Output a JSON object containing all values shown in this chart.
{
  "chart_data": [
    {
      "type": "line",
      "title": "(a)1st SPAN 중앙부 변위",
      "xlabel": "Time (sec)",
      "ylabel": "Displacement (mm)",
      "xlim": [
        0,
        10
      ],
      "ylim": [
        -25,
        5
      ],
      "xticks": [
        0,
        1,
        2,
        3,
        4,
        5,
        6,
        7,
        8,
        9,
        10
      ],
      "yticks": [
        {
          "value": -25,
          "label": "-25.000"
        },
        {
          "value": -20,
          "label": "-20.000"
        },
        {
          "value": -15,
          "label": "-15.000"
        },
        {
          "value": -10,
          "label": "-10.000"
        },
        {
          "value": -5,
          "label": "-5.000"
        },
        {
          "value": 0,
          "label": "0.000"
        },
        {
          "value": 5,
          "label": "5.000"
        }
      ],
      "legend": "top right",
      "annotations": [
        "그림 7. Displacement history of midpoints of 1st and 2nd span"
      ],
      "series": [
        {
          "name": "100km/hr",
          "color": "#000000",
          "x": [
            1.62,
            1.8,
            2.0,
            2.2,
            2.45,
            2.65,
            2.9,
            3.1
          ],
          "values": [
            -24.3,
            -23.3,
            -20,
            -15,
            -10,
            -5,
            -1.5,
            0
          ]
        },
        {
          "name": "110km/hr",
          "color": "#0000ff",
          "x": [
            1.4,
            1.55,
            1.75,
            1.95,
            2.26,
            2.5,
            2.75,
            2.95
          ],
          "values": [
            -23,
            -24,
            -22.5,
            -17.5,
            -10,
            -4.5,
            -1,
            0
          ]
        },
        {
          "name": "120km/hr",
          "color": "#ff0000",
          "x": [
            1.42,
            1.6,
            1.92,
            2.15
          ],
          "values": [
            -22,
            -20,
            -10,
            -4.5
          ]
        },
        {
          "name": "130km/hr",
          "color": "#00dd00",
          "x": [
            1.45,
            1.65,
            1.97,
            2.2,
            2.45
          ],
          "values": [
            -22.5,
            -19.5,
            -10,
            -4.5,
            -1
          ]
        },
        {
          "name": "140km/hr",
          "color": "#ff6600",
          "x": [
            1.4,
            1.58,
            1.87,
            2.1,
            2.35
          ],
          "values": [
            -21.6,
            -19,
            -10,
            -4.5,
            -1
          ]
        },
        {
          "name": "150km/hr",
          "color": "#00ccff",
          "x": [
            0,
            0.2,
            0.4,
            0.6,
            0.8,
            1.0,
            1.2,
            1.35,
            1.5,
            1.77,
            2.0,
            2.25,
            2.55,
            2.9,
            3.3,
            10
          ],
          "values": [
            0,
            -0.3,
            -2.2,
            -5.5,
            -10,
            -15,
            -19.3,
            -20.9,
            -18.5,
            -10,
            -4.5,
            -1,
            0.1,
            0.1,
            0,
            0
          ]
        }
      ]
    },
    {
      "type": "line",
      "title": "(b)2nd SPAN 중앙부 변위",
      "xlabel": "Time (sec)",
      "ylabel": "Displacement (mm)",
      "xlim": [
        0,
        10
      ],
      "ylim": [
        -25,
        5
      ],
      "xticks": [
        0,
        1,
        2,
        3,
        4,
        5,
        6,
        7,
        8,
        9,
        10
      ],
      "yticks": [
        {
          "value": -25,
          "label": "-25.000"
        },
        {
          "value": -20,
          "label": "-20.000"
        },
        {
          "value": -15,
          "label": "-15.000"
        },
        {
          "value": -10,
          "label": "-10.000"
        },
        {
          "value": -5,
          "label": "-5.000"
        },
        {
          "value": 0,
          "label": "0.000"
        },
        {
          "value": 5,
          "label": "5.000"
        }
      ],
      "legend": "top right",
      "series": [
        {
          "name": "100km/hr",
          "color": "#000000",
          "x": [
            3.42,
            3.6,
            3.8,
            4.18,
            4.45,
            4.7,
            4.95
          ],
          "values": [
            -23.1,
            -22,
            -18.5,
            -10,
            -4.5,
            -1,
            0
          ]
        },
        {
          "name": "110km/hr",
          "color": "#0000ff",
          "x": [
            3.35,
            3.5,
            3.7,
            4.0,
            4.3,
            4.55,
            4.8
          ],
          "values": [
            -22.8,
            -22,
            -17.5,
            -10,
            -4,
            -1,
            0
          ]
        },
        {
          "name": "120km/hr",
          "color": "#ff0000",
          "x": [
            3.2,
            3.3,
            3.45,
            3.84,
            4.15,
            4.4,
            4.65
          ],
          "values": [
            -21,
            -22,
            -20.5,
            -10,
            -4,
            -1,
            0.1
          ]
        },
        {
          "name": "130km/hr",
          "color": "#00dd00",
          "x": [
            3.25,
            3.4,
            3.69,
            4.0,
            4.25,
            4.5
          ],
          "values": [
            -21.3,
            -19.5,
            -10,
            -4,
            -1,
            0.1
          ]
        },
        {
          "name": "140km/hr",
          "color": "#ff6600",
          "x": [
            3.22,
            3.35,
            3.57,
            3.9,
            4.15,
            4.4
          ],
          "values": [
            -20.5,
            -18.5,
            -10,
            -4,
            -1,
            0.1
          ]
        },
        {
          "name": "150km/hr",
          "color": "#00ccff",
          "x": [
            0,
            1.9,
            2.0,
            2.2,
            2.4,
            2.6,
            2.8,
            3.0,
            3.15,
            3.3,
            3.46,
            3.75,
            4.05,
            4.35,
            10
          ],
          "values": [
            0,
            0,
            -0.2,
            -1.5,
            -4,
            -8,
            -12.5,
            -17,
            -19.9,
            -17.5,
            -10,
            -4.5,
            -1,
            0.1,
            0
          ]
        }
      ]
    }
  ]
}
********************
Which lines hold the word "title"? Show each one.

RESPONSE TO THIS EXERCISE:
      "title": "(a)1st SPAN 중앙부 변위",
      "title": "(b)2nd SPAN 중앙부 변위",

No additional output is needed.